LISTED ENTRIES:
◆ ◆ ◆ ◆ ◆ ◆ ◆
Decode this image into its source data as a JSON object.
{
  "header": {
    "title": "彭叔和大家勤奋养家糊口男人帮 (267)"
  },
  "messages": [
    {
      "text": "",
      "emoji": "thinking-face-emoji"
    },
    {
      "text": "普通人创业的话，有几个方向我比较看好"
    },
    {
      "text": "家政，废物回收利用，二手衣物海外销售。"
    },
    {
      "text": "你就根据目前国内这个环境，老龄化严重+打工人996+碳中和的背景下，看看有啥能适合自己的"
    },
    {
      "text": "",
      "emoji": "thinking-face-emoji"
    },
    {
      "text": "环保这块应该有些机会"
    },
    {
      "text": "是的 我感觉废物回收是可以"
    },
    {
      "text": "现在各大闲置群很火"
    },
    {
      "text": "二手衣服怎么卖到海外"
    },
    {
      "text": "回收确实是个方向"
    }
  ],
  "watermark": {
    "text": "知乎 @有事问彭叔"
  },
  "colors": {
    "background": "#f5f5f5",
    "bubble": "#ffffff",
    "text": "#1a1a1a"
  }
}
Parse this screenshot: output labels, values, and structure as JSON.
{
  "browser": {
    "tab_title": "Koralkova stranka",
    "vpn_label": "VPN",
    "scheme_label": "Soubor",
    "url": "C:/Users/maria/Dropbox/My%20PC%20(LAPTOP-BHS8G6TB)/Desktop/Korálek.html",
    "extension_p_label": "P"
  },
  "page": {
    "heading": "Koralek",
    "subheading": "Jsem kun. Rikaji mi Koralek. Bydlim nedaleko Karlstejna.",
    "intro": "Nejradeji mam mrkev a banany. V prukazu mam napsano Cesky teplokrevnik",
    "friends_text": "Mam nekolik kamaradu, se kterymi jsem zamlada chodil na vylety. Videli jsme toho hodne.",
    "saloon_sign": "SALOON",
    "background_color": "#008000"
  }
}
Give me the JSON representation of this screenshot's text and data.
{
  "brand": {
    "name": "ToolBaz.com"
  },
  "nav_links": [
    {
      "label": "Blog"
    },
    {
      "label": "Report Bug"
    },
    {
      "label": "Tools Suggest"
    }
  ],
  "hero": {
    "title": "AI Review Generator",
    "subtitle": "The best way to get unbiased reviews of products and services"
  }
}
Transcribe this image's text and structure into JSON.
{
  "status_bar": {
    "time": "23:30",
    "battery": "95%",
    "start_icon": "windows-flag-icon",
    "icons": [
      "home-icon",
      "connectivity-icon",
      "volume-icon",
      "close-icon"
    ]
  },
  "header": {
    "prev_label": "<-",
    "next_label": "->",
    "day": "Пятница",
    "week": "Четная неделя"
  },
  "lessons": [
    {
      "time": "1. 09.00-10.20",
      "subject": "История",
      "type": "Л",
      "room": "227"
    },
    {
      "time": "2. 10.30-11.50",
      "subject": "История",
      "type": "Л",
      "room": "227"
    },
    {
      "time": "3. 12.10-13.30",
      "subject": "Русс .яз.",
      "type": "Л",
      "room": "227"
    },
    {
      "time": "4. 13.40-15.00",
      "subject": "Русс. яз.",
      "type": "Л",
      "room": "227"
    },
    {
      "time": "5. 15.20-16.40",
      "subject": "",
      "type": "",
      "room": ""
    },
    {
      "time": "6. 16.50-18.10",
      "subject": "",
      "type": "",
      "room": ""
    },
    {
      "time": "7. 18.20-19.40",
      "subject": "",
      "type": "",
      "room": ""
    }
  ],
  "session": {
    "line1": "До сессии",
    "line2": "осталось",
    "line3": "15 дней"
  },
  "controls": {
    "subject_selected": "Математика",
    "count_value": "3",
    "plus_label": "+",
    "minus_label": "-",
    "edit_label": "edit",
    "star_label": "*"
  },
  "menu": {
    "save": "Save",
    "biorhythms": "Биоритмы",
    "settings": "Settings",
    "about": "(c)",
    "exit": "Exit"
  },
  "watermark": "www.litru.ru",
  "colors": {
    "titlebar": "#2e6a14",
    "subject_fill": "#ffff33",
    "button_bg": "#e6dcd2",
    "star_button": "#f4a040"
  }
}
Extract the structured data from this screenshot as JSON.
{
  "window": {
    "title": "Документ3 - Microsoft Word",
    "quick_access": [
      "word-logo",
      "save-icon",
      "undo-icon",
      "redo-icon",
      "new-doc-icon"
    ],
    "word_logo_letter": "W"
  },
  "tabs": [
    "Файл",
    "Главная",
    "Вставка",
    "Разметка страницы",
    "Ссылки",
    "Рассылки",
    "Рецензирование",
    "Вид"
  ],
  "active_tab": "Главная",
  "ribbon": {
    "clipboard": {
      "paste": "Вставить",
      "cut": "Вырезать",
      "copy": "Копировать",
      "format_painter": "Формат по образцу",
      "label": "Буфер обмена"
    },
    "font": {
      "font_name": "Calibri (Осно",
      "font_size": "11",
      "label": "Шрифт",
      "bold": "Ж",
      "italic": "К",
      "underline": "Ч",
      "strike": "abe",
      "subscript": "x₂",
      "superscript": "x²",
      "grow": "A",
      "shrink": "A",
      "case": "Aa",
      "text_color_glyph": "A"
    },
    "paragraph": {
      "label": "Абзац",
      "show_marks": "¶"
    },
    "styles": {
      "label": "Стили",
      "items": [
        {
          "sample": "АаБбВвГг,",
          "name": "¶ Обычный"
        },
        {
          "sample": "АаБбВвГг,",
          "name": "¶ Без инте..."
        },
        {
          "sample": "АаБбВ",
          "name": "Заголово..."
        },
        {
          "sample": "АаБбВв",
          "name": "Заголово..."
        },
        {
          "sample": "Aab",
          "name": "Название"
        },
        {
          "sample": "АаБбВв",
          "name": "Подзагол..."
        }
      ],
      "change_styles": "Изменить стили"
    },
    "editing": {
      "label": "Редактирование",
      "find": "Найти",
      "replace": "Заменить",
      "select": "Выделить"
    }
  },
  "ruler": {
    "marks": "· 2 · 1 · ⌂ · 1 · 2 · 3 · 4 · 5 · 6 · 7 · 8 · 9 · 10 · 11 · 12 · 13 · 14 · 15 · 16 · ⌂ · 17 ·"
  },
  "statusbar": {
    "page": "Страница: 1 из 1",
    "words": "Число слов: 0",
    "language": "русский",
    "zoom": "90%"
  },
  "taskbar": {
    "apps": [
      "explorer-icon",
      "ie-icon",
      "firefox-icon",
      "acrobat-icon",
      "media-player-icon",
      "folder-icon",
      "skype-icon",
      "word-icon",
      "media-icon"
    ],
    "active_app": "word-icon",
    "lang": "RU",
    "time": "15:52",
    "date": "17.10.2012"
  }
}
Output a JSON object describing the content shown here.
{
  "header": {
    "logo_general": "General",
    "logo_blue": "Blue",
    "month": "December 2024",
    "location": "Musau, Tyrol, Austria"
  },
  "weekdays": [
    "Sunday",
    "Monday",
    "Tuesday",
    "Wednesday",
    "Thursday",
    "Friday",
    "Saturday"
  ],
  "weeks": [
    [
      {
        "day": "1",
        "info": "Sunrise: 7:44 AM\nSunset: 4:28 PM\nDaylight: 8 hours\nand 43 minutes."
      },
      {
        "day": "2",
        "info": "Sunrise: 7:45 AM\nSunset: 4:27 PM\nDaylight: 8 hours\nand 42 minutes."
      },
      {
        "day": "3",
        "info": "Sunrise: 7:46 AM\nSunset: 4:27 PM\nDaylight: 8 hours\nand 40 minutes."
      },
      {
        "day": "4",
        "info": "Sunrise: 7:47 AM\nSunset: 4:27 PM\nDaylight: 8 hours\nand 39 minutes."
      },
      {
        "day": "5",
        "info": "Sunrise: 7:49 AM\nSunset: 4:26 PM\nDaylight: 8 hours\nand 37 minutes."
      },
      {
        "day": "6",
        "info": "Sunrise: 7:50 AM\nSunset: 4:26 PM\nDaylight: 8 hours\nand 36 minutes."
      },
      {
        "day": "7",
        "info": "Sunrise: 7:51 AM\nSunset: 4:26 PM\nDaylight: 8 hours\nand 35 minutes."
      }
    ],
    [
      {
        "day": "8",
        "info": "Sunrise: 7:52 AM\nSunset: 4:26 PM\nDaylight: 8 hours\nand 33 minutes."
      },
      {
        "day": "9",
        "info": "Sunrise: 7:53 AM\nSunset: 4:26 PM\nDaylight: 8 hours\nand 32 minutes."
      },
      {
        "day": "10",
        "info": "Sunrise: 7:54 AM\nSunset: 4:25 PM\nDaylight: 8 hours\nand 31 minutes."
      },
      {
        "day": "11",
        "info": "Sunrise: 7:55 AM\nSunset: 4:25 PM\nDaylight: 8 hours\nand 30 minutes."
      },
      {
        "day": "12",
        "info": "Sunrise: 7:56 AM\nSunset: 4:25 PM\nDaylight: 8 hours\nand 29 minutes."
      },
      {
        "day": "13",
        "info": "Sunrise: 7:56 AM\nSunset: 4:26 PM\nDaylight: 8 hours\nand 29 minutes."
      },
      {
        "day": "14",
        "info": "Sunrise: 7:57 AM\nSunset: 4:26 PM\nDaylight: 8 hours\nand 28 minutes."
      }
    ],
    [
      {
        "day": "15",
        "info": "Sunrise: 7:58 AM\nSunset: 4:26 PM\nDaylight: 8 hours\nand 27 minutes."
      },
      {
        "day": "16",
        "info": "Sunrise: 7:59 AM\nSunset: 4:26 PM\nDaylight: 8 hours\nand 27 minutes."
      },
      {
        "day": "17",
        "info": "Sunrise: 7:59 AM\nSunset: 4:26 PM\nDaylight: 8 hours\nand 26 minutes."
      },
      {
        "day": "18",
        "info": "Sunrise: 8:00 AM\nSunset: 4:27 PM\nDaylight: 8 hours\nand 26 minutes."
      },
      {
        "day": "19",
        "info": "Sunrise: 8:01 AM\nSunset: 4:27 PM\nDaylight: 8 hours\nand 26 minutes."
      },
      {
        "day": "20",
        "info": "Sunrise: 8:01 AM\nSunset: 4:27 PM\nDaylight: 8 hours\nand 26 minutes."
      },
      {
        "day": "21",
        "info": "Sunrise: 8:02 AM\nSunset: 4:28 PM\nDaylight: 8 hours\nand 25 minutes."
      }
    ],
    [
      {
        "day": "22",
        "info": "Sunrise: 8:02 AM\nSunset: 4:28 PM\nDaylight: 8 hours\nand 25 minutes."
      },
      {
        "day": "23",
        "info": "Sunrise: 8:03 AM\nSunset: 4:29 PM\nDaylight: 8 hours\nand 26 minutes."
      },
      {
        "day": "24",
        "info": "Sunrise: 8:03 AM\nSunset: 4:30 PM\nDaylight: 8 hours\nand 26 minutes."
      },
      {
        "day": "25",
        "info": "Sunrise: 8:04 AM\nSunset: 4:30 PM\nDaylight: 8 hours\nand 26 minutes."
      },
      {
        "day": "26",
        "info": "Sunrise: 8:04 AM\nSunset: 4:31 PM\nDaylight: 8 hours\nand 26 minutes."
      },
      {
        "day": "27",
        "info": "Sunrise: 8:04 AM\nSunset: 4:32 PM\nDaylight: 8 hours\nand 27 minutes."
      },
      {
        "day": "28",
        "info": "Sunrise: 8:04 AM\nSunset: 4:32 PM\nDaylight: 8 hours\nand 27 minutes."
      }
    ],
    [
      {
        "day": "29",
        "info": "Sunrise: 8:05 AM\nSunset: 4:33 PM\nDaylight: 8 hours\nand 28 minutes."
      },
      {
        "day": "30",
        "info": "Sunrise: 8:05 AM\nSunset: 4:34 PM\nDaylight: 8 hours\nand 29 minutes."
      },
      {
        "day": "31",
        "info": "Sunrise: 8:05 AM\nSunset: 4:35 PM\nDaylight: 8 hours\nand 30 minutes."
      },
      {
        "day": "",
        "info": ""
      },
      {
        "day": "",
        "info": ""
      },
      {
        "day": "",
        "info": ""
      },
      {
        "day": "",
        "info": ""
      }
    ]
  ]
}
◆ ◆ ◆ ◆ ◆ ◆ ◆
GIVEN REQUEST: Working from the listing above, pick out every line that has "data" and copy it.

WORKED SOLUTION:
Decode this image into its source data as a JSON object.
Give me the JSON representation of this screenshot's text and data.
Extract the structured data from this screenshot as JSON.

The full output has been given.